* WHAT YOU NEED TO DO
Set down each line of the material that follows, exactly, with no pictures.
----
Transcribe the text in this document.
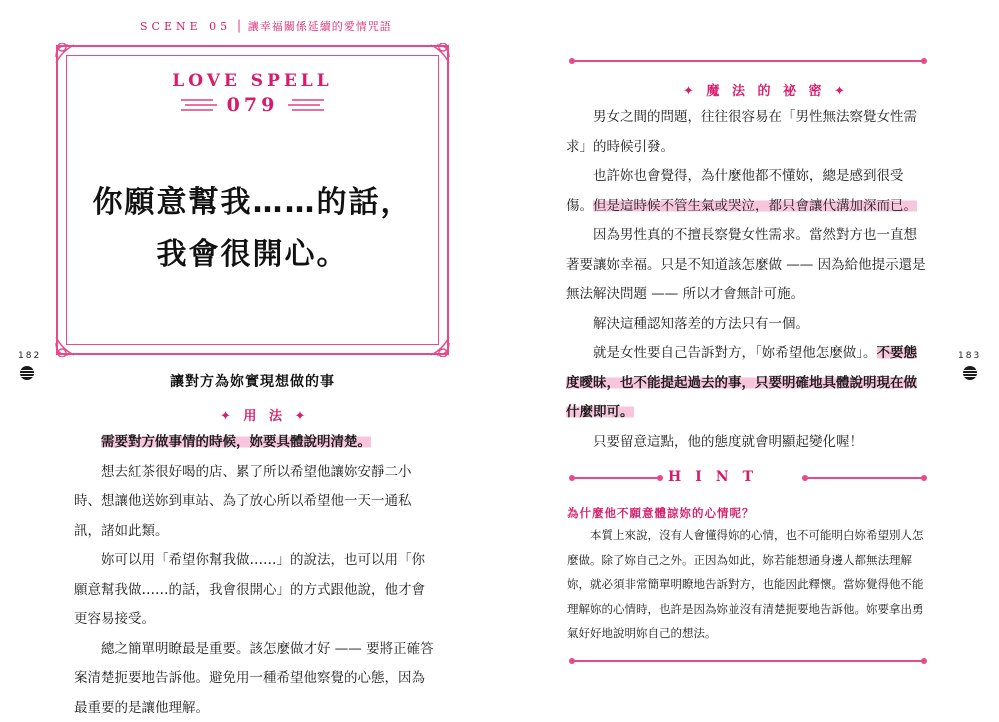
SCENE 05 │ 讓幸福關係延續的愛情咒語
LOVE SPELL
079
你願意幫我……的話，
我會很開心。
182	183
讓對方為妳實現想做的事
✦ 用 法 ✦

需要對方做事情的時候，妳要具體說明清楚。

想去紅茶很好喝的店、累了所以希望他讓妳安靜二小時、想讓他送妳到車站、為了放心所以希望他一天一通私訊，諸如此類。

妳可以用「希望你幫我做……」的說法，也可以用「你願意幫我做……的話，我會很開心」的方式跟他說，他才會更容易接受。

總之簡單明瞭最是重要。該怎麼做才好 —— 要將正確答案清楚扼要地告訴他。避免用一種希望他察覺的心態，因為最重要的是讓他理解。

✦ 魔 法 的 祕 密 ✦

男女之間的問題，往往很容易在「男性無法察覺女性需求」的時候引發。

也許妳也會覺得，為什麼他都不懂妳，總是感到很受傷。但是這時候不管生氣或哭泣，都只會讓代溝加深而已。

因為男性真的不擅長察覺女性需求。當然對方也一直想著要讓妳幸福。只是不知道該怎麼做 —— 因為給他提示還是無法解決問題 —— 所以才會無計可施。

解決這種認知落差的方法只有一個。

就是女性要自己告訴對方，「妳希望他怎麼做」。不要態度曖昧，也不能提起過去的事，只要明確地具體說明現在做什麼即可。

只要留意這點，他的態度就會明顯起變化喔！

HINT
為什麼他不願意體諒妳的心情呢？

本質上來說，沒有人會懂得妳的心情，也不可能明白妳希望別人怎麼做。除了妳自己之外。正因為如此，妳若能想通身邊人都無法理解妳，就必須非常簡單明瞭地告訴對方，也能因此釋懷。當妳覺得他不能理解妳的心情時，也許是因為妳並沒有清楚扼要地告訴他。妳要拿出勇氣好好地說明妳自己的想法。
----
* RESULT OF THIS TASK
Transcribe the text in this document.
SCENE 05 │ 讓幸福關係延續的愛情咒語
LOVE SPELL
079
你願意幫我……的話，
我會很開心。
182	183
讓對方為妳實現想做的事
✦ 用 法 ✦

需要對方做事情的時候，妳要具體說明清楚。

想去紅茶很好喝的店、累了所以希望他讓妳安靜二小時、想讓他送妳到車站、為了放心所以希望他一天一通私訊，諸如此類。

妳可以用「希望你幫我做……」的說法，也可以用「你願意幫我做……的話，我會很開心」的方式跟他說，他才會更容易接受。

總之簡單明瞭最是重要。該怎麼做才好 —— 要將正確答案清楚扼要地告訴他。避免用一種希望他察覺的心態，因為最重要的是讓他理解。

✦ 魔 法 的 祕 密 ✦

男女之間的問題，往往很容易在「男性無法察覺女性需求」的時候引發。

也許妳也會覺得，為什麼他都不懂妳，總是感到很受傷。但是這時候不管生氣或哭泣，都只會讓代溝加深而已。

因為男性真的不擅長察覺女性需求。當然對方也一直想著要讓妳幸福。只是不知道該怎麼做 —— 因為給他提示還是無法解決問題 —— 所以才會無計可施。

解決這種認知落差的方法只有一個。

就是女性要自己告訴對方，「妳希望他怎麼做」。不要態度曖昧，也不能提起過去的事，只要明確地具體說明現在做什麼即可。

只要留意這點，他的態度就會明顯起變化喔！

HINT
為什麼他不願意體諒妳的心情呢？

本質上來說，沒有人會懂得妳的心情，也不可能明白妳希望別人怎麼做。除了妳自己之外。正因為如此，妳若能想通身邊人都無法理解妳，就必須非常簡單明瞭地告訴對方，也能因此釋懷。當妳覺得他不能理解妳的心情時，也許是因為妳並沒有清楚扼要地告訴他。妳要拿出勇氣好好地說明妳自己的想法。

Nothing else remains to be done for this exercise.